Start DATASET RECORDS

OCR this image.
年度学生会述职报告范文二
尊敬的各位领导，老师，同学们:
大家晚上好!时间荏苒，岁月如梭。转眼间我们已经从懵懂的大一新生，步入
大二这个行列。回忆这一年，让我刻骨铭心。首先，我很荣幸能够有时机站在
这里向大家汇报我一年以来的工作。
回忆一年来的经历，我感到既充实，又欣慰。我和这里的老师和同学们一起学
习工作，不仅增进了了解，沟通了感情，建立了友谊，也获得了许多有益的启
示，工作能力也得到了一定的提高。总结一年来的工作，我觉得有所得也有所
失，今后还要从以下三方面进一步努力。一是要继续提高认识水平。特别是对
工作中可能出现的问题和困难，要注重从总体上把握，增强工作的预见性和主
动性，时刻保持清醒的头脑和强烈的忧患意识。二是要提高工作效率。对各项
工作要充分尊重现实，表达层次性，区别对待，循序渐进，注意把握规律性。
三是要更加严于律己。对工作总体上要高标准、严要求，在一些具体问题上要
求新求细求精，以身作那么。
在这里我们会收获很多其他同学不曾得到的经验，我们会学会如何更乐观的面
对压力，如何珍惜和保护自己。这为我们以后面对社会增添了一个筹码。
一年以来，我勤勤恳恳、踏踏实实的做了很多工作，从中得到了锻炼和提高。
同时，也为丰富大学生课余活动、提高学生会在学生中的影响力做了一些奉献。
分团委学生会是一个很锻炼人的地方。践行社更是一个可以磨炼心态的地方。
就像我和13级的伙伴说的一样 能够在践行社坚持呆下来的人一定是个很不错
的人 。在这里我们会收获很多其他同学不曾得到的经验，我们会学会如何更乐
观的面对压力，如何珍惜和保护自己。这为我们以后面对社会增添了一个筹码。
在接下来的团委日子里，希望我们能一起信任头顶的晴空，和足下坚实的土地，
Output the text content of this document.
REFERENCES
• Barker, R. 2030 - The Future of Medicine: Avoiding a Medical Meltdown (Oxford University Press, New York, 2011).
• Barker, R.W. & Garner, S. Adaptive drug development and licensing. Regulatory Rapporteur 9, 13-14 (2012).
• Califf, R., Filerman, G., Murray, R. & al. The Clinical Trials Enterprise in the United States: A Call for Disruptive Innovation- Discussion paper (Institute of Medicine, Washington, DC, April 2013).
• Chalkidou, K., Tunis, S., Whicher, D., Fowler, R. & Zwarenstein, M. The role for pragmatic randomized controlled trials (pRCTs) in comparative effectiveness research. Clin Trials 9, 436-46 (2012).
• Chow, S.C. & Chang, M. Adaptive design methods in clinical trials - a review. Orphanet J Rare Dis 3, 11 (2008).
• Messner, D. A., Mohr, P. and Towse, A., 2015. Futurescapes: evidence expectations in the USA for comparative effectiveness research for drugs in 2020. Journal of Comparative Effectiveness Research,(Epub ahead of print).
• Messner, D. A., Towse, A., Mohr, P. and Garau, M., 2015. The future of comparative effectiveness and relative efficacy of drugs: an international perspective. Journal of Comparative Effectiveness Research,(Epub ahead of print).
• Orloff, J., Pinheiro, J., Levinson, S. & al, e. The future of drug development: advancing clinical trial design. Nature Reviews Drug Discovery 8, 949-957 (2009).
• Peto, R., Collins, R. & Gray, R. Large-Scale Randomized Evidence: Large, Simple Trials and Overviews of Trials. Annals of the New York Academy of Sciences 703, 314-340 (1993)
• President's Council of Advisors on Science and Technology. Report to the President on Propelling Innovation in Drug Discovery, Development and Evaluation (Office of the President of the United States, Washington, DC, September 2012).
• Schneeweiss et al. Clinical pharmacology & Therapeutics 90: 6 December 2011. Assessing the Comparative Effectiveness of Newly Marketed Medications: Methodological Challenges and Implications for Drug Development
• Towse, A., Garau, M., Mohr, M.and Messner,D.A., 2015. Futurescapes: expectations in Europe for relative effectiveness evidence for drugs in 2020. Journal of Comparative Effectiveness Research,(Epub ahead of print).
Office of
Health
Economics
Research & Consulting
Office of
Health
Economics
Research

End DATASET RECORDS

Look for lines containing the string "Futurescapes" and copy them all.

▸ EXERCISE SOLUTION
• Messner, D. A., Mohr, P. and Towse, A., 2015. Futurescapes: evidence expectations in the USA for comparative effectiveness research for drugs in 2020. Journal of Comparative Effectiveness Research,(Epub ahead of print).
• Towse, A., Garau, M., Mohr, M.and Messner,D.A., 2015. Futurescapes: expectations in Europe for relative effectiveness evidence for drugs in 2020. Journal of Comparative Effectiveness Research,(Epub ahead of print).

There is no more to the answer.